_The exercise:_ Using the records provided below, locate and copy each line that contains the word "town".

Extracted records
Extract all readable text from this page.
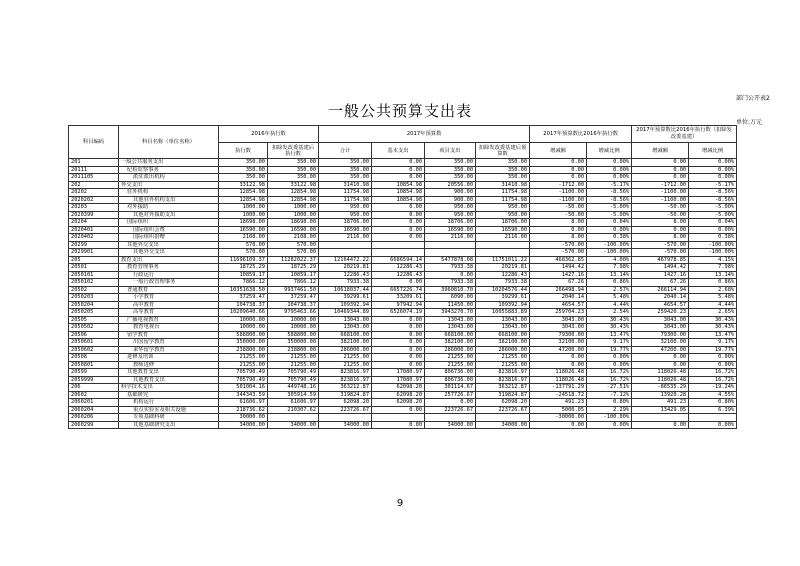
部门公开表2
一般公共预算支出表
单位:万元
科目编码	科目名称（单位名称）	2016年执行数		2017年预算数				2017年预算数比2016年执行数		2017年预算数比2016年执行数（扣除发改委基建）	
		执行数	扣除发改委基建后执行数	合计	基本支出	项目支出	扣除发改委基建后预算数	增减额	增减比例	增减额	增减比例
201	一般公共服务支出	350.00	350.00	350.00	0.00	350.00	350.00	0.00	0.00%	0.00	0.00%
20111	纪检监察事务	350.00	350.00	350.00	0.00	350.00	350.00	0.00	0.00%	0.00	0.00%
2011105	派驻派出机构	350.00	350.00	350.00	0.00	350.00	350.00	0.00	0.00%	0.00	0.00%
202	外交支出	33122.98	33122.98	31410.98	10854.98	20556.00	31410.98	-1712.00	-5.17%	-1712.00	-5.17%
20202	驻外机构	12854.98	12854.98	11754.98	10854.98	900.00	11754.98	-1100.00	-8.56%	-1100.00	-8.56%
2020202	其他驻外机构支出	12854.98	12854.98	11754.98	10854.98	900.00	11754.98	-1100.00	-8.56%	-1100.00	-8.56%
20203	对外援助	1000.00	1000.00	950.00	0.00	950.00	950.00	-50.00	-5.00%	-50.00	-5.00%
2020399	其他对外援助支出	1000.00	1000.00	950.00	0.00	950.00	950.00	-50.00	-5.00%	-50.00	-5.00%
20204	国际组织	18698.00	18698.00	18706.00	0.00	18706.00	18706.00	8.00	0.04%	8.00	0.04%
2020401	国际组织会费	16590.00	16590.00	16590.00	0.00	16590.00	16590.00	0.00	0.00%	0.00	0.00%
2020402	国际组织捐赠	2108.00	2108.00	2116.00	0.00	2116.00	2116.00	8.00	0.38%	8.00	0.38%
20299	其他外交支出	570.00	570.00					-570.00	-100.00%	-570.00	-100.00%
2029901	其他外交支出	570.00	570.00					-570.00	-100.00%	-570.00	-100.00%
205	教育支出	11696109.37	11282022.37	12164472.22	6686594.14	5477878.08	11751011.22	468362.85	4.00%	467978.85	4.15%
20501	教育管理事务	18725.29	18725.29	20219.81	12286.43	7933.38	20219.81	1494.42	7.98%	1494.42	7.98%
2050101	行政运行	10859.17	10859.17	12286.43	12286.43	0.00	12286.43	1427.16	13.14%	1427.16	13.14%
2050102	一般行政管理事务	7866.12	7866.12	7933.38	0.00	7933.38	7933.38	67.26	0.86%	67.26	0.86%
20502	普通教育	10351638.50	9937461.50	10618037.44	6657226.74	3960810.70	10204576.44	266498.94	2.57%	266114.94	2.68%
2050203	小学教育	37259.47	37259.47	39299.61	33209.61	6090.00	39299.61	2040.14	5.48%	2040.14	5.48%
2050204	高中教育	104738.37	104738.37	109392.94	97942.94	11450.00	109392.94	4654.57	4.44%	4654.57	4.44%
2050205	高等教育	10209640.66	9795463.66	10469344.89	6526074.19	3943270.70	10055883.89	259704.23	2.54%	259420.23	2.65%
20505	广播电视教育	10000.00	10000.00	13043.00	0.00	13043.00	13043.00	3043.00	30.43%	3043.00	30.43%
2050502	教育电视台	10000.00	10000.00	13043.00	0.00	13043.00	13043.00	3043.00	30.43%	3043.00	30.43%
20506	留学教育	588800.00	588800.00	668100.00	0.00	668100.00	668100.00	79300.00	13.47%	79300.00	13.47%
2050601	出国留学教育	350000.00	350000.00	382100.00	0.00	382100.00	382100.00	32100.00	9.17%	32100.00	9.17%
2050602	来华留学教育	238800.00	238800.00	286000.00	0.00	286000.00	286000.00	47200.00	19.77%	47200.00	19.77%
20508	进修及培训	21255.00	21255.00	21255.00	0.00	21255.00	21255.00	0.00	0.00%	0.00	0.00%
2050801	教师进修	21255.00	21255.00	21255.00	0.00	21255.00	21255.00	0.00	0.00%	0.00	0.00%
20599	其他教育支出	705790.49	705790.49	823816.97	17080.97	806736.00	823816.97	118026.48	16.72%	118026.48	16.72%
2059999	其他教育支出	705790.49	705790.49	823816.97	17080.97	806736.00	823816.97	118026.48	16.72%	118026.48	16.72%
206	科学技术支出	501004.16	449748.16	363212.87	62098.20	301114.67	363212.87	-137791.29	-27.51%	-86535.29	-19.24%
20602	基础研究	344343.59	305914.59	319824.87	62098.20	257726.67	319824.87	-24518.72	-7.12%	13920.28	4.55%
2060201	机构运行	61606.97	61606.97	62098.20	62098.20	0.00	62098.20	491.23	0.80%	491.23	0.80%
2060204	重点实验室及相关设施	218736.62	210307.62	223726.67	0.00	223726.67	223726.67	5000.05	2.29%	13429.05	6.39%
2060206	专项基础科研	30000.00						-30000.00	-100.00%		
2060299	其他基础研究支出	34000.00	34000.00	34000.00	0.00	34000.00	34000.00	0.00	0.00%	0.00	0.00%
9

==

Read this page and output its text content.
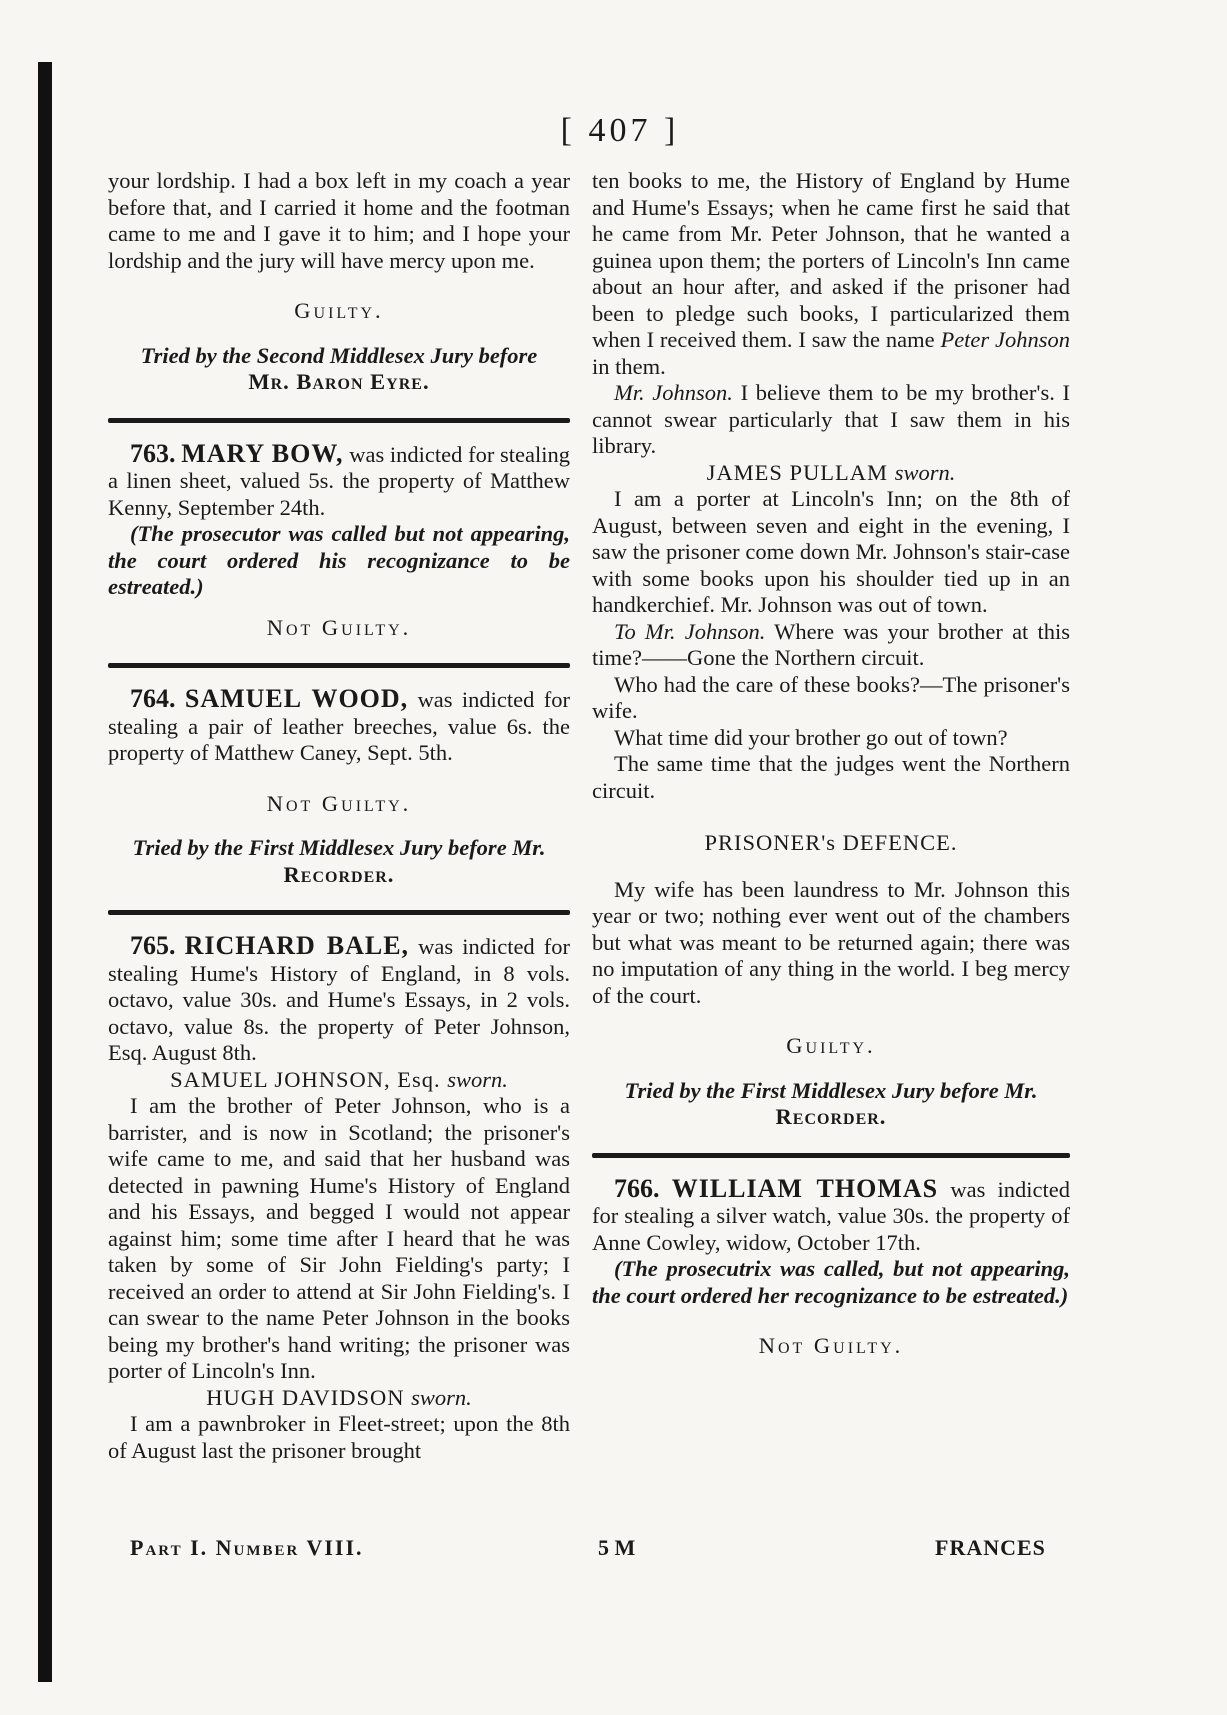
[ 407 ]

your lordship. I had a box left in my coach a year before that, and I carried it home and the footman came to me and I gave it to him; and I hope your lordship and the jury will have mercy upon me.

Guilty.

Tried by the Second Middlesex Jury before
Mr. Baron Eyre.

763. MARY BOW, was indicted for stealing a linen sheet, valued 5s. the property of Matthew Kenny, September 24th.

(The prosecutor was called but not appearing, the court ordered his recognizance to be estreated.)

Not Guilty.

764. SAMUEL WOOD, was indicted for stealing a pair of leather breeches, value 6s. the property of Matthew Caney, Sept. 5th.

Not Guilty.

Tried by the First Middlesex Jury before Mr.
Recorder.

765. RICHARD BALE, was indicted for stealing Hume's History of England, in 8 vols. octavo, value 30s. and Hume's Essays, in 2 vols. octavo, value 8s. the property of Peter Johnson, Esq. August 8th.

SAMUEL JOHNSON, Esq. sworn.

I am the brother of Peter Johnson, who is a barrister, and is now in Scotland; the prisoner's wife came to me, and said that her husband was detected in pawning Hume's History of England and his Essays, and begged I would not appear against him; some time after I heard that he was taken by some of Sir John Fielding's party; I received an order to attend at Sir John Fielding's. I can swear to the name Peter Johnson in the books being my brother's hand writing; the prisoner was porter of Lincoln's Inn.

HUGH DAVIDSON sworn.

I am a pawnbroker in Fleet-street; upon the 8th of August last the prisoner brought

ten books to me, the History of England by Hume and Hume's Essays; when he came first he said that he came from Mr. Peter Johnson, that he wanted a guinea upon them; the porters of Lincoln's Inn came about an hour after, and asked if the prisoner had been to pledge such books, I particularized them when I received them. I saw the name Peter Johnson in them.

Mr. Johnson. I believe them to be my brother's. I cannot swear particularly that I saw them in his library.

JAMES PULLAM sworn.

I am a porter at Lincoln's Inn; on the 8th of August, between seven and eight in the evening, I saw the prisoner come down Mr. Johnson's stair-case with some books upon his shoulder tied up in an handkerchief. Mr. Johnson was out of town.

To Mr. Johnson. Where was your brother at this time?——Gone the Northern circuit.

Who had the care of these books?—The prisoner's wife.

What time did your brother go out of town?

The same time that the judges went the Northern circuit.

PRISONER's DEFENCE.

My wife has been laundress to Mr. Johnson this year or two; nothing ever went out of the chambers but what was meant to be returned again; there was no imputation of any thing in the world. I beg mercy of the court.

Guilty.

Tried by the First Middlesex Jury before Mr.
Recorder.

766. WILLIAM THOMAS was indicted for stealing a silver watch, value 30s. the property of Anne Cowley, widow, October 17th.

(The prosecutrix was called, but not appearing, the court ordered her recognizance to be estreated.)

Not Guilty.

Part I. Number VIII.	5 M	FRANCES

--

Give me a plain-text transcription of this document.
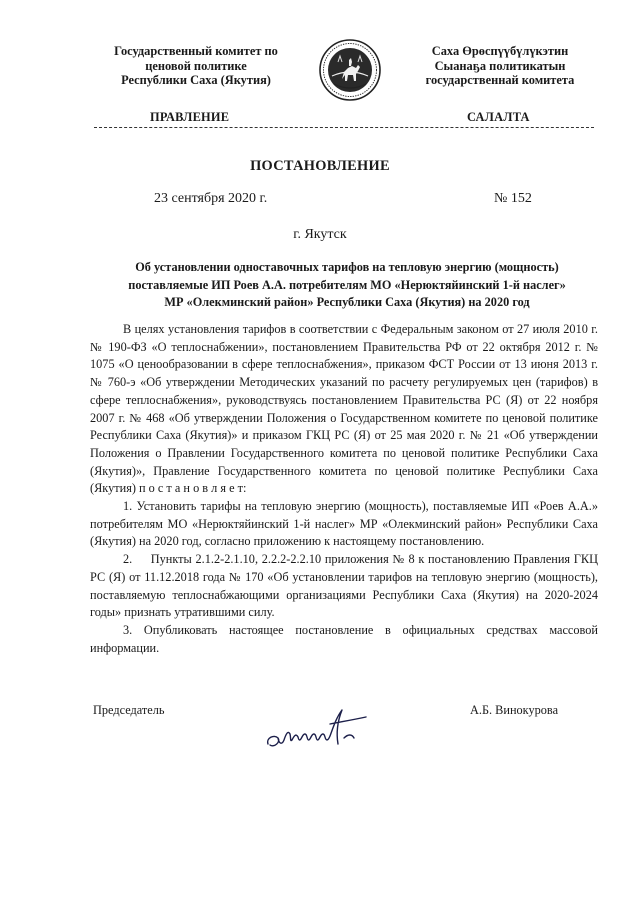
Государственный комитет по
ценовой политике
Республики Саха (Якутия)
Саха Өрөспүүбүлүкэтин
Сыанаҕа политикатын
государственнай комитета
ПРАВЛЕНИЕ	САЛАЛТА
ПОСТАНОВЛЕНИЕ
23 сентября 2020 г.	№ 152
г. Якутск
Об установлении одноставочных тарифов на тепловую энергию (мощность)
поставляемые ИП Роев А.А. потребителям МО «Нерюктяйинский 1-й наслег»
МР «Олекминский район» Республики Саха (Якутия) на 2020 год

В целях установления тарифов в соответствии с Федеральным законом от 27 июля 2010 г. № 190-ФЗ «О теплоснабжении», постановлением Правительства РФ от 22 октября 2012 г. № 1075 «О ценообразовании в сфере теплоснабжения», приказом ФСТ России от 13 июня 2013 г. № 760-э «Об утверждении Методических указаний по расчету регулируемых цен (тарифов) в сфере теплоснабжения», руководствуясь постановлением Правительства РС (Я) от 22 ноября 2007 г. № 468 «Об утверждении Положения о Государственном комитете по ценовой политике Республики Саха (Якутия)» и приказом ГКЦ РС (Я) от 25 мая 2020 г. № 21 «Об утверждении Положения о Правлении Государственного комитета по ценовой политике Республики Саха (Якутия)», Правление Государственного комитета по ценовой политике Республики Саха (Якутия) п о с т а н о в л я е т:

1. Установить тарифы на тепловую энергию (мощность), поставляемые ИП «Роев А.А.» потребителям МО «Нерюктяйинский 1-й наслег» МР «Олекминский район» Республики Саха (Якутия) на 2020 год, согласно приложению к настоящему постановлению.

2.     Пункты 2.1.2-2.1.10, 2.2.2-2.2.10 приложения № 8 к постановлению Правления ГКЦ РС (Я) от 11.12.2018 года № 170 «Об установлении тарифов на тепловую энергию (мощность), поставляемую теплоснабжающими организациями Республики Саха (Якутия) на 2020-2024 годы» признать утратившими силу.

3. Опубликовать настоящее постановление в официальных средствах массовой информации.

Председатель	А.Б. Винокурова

_Exercise solution:_
I am a porter at Lincoln's Inn; on the 8th of August, between seven and eight in the evening, I saw the prisoner come down Mr. Johnson's stair-case with some books upon his shoulder tied up in an handkerchief. Mr. Johnson was out of town.
What time did your brother go out of town?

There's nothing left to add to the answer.